---------- Data for processing ----------

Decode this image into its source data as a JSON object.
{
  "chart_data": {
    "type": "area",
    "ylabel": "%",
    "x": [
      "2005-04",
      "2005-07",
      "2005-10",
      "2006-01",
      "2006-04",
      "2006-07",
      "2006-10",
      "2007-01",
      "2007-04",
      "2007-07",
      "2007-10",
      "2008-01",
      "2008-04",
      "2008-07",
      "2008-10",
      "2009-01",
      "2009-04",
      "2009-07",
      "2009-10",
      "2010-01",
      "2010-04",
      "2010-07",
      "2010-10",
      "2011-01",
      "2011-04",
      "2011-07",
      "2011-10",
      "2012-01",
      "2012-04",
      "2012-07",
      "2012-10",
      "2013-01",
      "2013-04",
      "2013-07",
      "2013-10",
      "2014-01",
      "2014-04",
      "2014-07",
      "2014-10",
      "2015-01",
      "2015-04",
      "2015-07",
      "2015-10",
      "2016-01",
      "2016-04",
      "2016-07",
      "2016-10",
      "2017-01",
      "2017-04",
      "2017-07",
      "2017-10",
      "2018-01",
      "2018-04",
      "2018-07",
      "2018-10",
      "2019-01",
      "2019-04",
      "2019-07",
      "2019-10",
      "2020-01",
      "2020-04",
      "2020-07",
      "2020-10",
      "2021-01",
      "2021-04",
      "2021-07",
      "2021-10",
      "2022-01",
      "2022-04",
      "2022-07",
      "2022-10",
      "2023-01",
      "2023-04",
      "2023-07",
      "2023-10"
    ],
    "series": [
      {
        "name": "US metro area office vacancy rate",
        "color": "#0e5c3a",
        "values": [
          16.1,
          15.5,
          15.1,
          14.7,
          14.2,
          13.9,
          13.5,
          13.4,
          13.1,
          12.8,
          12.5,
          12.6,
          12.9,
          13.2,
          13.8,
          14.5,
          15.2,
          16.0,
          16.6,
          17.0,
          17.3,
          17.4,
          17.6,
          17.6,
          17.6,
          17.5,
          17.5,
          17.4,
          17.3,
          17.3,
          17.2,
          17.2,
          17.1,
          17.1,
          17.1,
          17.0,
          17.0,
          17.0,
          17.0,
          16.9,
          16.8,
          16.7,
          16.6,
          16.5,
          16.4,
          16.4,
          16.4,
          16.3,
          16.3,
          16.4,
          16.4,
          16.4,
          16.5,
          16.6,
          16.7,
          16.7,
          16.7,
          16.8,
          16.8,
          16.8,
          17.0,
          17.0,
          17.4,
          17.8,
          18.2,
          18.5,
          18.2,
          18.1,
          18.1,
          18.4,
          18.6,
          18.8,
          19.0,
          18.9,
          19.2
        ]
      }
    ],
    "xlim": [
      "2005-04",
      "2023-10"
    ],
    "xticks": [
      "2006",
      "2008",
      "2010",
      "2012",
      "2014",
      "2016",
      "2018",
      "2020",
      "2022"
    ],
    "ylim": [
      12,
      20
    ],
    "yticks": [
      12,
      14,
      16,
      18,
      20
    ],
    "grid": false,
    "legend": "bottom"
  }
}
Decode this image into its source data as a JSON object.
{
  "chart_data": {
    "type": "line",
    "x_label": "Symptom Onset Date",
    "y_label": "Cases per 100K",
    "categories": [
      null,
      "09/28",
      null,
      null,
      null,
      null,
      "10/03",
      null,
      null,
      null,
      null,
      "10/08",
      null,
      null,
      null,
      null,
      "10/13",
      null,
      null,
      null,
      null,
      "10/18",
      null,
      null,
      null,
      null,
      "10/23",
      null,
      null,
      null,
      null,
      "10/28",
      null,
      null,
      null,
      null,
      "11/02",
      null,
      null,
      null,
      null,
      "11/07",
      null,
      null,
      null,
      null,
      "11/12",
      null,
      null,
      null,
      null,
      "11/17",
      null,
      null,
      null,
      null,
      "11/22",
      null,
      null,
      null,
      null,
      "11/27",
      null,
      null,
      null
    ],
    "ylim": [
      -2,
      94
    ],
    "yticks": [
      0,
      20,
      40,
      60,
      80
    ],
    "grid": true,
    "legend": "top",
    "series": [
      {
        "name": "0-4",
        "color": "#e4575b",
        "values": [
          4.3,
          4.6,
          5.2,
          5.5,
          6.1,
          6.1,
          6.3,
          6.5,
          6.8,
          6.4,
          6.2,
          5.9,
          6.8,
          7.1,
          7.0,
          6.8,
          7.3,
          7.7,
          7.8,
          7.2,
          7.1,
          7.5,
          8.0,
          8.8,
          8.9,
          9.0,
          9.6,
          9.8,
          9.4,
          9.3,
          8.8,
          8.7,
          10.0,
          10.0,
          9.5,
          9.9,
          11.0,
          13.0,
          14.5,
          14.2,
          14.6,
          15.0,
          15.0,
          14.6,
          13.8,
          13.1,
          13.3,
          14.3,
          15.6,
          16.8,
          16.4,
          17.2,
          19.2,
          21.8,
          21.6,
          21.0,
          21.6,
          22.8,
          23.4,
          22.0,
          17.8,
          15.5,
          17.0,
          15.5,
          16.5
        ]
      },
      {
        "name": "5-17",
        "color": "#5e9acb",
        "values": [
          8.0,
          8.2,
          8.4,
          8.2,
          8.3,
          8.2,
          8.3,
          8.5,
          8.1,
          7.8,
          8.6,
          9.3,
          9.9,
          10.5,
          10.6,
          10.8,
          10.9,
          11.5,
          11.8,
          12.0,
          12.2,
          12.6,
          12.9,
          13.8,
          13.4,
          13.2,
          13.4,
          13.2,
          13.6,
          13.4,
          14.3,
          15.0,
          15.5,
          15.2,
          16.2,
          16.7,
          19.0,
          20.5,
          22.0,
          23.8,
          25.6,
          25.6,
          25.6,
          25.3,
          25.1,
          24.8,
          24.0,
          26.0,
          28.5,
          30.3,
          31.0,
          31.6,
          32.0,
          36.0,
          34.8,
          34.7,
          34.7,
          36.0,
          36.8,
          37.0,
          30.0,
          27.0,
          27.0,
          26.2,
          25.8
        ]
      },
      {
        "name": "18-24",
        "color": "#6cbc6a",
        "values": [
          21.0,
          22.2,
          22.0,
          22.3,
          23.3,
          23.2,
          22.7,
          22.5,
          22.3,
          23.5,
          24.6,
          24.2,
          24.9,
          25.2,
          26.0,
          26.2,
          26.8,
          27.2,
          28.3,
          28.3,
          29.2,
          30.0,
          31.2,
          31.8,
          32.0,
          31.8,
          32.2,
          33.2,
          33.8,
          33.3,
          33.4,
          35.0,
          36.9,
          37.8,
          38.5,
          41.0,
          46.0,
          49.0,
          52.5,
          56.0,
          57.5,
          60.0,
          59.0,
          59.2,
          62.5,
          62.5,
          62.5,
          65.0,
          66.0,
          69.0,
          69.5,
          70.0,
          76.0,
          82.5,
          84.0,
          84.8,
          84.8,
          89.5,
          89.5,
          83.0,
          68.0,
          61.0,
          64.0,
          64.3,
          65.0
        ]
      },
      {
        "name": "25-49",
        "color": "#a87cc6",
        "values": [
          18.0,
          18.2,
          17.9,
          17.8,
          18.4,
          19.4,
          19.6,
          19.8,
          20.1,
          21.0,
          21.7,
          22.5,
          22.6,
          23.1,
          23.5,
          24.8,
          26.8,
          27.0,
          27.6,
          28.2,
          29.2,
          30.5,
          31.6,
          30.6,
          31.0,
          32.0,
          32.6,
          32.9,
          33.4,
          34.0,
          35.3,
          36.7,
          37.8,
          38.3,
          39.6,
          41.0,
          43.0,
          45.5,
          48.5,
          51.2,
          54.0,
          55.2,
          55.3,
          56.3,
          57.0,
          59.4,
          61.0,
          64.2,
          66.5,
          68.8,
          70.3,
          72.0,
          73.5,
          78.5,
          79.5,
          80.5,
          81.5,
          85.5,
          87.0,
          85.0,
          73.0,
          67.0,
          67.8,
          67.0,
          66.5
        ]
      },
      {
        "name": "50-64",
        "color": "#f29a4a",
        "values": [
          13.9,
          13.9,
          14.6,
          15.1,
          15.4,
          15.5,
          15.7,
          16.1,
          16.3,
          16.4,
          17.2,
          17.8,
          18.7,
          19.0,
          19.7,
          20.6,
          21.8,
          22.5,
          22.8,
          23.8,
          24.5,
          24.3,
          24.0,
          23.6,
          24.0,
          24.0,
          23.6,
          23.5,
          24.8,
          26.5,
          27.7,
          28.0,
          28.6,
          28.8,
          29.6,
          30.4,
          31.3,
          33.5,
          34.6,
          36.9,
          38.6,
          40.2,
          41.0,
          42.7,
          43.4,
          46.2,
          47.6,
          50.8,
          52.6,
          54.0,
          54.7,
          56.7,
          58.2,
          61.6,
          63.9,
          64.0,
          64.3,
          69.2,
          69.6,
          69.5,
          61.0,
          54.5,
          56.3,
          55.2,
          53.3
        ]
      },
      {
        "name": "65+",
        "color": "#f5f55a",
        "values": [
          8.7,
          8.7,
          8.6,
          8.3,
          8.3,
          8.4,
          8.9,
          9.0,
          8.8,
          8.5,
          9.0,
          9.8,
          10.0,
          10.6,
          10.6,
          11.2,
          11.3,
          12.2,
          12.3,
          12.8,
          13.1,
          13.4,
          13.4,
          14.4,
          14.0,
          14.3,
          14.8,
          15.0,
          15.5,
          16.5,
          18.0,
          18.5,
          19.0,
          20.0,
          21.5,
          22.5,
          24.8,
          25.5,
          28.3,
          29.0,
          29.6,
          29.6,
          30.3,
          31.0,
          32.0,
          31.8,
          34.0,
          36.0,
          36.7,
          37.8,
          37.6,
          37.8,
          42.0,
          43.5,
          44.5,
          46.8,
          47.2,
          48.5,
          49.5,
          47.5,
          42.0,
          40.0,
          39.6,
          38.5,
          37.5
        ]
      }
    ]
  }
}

----------

**Required task**:
Gather up the lines containing the word "color" from these records and copy them.

**Written response**:
        "color": "#0e5c3a",
        "color": "#e4575b",
        "color": "#5e9acb",
        "color": "#6cbc6a",
        "color": "#a87cc6",
        "color": "#f29a4a",
        "color": "#f5f55a",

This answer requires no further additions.